• _Stored records_:

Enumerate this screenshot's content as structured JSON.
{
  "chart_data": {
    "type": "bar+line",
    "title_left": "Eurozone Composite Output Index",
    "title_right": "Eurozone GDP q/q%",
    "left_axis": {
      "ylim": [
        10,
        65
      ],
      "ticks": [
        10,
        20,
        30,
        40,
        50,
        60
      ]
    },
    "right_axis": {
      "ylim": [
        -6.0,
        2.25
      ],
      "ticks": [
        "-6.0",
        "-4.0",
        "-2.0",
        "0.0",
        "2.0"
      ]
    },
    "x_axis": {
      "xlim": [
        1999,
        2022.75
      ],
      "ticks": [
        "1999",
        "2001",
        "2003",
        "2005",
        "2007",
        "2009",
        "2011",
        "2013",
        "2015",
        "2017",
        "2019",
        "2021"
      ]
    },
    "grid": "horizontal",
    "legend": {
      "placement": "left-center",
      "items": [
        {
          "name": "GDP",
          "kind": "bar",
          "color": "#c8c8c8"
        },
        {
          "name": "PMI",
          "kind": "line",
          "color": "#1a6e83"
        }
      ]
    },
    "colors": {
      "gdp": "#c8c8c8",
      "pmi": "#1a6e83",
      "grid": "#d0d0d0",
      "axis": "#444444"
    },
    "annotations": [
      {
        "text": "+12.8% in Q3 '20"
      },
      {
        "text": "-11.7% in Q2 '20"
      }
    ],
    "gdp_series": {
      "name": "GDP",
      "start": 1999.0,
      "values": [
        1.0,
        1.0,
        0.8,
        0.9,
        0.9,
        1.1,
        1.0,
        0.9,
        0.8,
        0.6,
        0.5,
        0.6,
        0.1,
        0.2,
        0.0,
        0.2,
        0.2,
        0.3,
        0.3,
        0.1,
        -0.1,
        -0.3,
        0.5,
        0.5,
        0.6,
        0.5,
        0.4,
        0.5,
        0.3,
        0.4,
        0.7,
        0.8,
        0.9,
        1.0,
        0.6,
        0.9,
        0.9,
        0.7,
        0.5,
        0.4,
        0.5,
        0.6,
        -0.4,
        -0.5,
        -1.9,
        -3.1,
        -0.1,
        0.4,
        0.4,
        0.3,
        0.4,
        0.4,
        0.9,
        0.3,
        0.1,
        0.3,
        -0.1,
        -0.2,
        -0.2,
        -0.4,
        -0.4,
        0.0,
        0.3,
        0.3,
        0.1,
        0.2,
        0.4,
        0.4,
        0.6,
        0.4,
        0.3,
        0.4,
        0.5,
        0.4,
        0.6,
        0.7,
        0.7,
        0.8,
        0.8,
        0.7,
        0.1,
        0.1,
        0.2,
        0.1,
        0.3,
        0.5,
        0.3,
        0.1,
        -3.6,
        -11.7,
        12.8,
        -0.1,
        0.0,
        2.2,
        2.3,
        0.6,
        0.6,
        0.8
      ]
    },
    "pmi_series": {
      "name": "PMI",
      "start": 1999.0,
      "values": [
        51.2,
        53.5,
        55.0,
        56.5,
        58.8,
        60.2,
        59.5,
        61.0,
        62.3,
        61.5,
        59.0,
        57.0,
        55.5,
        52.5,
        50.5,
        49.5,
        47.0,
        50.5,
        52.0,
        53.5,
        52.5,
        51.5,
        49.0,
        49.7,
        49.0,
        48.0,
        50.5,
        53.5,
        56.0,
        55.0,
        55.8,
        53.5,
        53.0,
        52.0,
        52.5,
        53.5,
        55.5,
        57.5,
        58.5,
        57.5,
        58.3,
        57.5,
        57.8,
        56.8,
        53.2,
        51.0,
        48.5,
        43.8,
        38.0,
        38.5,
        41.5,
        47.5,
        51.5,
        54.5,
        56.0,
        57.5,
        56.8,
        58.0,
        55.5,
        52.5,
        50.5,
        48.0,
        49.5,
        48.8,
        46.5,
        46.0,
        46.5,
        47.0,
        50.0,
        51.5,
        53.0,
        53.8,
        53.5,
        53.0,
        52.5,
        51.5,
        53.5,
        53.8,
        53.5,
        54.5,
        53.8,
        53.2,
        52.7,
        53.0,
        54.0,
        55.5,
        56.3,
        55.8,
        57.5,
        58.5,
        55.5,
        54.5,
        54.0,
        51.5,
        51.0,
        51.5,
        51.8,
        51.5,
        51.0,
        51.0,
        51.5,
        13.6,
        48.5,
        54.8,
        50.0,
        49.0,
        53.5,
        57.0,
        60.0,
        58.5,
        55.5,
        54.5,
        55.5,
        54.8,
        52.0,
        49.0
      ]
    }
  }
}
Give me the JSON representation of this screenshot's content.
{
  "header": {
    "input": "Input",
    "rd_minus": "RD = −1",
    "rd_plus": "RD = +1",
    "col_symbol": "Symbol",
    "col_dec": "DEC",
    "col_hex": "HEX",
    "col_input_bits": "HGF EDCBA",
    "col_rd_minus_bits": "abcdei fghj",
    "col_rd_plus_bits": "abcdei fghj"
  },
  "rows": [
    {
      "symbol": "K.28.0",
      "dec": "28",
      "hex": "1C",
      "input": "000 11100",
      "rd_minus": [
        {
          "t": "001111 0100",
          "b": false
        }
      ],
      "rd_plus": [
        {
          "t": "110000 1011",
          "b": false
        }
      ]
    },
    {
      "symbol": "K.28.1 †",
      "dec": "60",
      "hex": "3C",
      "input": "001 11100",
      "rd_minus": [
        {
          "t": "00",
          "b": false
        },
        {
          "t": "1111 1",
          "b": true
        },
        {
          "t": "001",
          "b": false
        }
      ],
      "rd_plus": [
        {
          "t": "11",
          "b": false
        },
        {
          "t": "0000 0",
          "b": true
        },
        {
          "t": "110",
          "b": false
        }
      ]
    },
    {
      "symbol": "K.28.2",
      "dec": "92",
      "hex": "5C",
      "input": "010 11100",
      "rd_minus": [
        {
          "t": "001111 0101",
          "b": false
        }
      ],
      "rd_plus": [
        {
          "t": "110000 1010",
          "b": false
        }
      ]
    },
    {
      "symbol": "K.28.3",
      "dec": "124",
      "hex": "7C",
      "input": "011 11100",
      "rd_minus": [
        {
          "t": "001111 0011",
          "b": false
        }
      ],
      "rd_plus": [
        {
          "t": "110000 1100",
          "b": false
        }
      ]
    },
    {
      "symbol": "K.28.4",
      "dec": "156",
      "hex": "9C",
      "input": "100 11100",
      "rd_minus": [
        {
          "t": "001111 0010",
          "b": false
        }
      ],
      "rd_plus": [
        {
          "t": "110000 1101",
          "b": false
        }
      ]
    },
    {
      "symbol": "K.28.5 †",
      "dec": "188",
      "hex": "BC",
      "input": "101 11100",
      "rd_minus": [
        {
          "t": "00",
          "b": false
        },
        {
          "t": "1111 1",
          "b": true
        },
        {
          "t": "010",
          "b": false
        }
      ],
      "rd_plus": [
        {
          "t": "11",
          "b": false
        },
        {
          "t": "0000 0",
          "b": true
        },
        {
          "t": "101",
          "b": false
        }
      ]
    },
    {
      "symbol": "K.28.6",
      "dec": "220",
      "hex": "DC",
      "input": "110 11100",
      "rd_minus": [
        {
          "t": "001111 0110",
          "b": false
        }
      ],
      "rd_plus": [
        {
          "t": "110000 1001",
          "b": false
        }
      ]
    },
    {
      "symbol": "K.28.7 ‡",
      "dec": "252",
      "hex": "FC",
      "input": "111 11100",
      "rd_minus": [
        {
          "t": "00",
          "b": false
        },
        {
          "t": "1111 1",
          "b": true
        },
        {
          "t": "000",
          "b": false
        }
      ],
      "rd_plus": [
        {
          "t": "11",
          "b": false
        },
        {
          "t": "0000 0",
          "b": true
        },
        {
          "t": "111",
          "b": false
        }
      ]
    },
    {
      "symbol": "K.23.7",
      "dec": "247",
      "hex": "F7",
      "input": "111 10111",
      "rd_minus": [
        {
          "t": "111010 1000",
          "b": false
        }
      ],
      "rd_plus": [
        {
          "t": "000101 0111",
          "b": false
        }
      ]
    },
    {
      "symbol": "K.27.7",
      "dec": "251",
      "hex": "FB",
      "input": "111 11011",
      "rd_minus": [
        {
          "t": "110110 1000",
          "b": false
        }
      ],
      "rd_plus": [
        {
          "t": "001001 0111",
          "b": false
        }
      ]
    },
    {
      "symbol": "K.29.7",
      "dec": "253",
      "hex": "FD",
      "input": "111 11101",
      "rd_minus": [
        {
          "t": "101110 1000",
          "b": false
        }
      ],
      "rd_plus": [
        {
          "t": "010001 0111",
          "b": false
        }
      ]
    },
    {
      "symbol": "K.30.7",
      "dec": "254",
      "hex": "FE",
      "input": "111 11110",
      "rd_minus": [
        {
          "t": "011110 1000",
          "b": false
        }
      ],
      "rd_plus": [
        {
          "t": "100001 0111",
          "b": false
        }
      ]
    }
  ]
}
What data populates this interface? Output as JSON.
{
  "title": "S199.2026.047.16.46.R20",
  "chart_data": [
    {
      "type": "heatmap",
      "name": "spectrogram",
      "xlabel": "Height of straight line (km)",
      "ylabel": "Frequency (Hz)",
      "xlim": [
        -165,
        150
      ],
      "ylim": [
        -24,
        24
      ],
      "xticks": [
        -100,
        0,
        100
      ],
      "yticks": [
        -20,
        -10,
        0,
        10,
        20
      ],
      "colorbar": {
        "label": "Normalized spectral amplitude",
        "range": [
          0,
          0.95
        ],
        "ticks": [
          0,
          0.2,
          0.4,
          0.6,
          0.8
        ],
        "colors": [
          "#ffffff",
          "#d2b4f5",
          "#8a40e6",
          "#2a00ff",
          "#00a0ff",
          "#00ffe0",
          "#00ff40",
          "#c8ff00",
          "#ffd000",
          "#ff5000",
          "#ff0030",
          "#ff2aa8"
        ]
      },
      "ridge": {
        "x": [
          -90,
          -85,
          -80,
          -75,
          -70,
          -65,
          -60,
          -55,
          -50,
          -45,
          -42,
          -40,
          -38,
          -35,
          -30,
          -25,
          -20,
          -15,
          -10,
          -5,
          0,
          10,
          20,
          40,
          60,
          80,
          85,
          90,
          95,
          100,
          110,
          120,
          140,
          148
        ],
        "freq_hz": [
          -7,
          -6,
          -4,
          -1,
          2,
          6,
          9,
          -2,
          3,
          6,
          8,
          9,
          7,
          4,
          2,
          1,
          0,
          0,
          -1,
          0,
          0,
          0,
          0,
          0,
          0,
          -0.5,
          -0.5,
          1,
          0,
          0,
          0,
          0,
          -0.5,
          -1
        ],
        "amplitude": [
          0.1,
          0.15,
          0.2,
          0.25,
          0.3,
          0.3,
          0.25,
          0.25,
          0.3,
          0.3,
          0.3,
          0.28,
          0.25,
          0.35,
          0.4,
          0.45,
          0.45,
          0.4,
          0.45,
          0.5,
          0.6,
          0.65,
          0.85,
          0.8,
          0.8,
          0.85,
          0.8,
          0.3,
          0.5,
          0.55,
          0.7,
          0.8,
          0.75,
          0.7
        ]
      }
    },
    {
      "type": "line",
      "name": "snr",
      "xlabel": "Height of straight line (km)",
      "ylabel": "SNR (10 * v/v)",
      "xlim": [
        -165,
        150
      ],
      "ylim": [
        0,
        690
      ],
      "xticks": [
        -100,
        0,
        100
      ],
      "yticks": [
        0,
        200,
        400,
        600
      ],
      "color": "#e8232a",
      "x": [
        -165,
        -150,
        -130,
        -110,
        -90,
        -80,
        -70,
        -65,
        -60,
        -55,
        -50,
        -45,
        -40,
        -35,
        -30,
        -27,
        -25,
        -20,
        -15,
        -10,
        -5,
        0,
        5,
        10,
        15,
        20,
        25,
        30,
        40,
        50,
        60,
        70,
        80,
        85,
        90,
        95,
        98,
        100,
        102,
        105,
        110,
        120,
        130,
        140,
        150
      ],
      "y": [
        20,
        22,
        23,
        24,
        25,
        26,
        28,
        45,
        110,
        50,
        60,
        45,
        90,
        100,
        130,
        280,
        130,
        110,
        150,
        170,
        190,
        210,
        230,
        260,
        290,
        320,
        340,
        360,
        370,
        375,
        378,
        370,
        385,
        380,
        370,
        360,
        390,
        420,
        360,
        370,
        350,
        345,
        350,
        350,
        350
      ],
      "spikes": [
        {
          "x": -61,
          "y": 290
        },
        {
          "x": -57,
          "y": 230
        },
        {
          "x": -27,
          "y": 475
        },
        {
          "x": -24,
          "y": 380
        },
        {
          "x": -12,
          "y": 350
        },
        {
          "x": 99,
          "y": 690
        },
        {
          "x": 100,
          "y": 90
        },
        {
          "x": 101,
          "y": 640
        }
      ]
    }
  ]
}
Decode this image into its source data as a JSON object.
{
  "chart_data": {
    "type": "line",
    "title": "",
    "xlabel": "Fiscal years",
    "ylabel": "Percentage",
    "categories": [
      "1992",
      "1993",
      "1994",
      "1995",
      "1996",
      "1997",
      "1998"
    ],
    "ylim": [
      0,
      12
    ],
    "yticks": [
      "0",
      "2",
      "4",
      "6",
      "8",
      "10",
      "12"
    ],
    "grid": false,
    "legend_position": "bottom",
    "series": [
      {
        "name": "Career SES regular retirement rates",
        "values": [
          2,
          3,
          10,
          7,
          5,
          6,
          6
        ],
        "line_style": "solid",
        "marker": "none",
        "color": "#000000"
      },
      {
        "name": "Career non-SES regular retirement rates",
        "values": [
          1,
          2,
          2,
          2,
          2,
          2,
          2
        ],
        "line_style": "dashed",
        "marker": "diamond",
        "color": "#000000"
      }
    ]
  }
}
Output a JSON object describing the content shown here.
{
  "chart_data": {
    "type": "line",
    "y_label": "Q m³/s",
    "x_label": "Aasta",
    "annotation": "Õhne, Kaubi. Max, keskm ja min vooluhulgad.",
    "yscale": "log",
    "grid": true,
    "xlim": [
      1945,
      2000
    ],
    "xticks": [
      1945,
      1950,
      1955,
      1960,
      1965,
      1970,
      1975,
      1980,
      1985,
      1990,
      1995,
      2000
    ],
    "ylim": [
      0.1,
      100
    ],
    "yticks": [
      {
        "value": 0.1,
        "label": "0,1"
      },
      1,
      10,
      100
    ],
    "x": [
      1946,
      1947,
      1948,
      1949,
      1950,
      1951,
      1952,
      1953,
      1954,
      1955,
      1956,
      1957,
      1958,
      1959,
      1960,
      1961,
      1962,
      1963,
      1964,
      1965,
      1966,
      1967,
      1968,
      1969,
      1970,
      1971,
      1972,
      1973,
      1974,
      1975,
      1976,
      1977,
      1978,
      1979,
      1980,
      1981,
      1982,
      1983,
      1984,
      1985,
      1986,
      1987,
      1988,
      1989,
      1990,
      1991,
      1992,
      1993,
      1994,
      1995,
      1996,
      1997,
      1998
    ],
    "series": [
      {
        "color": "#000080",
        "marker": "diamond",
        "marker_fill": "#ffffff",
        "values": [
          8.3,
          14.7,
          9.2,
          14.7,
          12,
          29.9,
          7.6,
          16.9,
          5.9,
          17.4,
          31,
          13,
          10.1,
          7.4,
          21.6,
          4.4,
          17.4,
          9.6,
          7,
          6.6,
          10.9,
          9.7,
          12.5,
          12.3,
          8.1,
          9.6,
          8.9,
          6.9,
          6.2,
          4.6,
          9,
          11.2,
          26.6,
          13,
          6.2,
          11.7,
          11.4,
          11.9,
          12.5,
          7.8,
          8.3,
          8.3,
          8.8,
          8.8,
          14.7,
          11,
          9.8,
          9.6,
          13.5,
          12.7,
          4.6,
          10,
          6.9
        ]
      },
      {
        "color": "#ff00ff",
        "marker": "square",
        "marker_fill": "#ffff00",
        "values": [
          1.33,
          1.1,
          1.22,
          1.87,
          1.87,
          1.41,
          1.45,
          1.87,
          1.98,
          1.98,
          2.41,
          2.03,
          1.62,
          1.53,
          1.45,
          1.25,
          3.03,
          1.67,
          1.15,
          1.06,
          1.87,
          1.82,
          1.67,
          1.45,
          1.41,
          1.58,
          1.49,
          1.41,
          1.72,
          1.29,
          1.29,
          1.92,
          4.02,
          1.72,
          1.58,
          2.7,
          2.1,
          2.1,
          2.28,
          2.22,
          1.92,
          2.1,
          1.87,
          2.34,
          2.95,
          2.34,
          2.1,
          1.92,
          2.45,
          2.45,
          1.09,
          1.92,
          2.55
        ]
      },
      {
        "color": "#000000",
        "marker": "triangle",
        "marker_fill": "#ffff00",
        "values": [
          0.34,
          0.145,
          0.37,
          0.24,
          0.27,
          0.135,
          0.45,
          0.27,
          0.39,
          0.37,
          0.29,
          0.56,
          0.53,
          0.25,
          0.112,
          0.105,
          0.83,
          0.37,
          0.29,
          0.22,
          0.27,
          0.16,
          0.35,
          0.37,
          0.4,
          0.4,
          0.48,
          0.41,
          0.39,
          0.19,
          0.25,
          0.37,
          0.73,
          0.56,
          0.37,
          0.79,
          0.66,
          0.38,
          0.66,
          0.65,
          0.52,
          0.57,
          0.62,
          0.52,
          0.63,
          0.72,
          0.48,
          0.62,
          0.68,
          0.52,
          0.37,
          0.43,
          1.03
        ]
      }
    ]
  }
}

• _Task_:
Search the records for the word "ylabel" and copy every line where it occurs.

• _Reply_:
      "ylabel": "Frequency (Hz)",
      "ylabel": "SNR (10 * v/v)",
    "ylabel": "Percentage",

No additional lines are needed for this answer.